* STATED TASK: Select every line below containing the word "Example".

___ TASK DATA

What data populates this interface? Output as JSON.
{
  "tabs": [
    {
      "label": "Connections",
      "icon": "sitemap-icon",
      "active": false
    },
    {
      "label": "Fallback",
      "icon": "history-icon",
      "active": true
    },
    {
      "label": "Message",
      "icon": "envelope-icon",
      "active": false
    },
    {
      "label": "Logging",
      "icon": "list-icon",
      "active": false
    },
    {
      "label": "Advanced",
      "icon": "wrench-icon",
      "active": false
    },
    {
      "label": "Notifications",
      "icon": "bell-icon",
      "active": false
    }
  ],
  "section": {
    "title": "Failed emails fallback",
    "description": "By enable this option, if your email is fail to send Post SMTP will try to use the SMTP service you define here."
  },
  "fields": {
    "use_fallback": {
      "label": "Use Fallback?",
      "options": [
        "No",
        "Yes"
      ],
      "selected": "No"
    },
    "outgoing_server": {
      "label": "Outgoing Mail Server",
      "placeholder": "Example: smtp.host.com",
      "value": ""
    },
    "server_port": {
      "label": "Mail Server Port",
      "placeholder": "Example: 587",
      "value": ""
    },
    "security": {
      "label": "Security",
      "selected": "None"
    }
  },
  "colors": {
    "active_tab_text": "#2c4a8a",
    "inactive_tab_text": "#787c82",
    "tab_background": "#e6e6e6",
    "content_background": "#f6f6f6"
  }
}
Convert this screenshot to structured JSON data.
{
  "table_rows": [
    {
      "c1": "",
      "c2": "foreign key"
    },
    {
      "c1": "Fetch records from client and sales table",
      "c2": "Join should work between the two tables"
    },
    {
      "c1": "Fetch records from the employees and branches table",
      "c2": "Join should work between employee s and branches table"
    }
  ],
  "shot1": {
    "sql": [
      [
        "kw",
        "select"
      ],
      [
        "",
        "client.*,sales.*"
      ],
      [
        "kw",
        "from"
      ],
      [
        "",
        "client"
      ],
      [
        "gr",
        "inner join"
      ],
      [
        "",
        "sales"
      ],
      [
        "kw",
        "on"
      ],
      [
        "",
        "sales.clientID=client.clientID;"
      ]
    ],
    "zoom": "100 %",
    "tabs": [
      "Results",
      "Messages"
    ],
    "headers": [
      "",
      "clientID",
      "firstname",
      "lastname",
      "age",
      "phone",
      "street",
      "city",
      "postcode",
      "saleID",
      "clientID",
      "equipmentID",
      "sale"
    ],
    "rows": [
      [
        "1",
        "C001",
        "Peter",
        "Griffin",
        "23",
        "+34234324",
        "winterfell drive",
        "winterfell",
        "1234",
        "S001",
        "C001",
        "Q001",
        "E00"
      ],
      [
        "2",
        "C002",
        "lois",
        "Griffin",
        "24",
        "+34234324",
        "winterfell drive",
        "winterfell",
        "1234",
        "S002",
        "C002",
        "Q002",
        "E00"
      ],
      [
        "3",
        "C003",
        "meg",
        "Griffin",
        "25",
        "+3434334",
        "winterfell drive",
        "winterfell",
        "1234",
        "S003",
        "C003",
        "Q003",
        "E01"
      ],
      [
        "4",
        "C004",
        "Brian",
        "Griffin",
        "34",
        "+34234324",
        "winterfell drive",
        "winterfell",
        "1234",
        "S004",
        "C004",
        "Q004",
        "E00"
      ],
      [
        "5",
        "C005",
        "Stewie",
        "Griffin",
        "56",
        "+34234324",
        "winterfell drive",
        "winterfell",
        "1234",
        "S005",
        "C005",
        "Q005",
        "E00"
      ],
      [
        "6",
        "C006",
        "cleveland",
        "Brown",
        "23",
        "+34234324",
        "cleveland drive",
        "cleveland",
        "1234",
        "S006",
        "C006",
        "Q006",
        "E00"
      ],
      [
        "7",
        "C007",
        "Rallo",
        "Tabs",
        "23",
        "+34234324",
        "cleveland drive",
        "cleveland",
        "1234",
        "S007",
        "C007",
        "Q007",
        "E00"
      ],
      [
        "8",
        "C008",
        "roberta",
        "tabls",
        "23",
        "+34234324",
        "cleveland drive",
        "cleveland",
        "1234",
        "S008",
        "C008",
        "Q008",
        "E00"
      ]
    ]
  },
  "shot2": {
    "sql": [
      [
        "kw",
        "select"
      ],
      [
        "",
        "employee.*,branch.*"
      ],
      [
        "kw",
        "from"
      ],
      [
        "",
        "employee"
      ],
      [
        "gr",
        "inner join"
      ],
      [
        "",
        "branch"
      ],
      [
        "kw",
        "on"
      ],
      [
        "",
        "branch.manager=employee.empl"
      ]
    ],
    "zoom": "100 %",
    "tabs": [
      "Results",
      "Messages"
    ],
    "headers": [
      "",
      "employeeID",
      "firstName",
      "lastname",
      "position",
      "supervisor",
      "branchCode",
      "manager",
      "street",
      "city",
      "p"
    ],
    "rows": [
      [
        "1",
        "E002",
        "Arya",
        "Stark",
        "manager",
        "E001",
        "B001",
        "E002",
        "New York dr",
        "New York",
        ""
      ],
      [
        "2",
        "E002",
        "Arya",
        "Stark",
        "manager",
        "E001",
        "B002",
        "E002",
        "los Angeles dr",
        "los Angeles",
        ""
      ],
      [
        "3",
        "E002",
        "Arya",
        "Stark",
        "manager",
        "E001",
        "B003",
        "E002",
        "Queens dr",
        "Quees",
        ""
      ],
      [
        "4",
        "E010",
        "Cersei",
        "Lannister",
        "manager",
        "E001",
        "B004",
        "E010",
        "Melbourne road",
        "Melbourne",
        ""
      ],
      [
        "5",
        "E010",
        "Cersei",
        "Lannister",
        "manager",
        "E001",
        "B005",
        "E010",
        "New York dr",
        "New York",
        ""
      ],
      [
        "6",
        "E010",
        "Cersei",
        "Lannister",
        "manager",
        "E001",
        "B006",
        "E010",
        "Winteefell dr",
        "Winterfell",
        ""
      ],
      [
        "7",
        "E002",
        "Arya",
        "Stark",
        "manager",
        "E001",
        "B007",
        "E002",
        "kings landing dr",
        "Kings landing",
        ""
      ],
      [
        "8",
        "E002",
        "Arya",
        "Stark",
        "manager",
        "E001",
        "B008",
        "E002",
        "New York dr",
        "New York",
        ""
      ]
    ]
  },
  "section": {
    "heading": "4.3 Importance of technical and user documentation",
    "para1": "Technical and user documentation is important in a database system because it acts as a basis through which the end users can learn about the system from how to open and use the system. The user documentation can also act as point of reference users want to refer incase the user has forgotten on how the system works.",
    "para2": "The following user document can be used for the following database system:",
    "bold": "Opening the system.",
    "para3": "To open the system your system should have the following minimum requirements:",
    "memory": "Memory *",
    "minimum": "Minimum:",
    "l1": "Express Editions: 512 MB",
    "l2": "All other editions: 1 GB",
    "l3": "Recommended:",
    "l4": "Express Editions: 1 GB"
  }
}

______

* CORRECT RESPONSE:
      "placeholder": "Example: smtp.host.com",
      "placeholder": "Example: 587",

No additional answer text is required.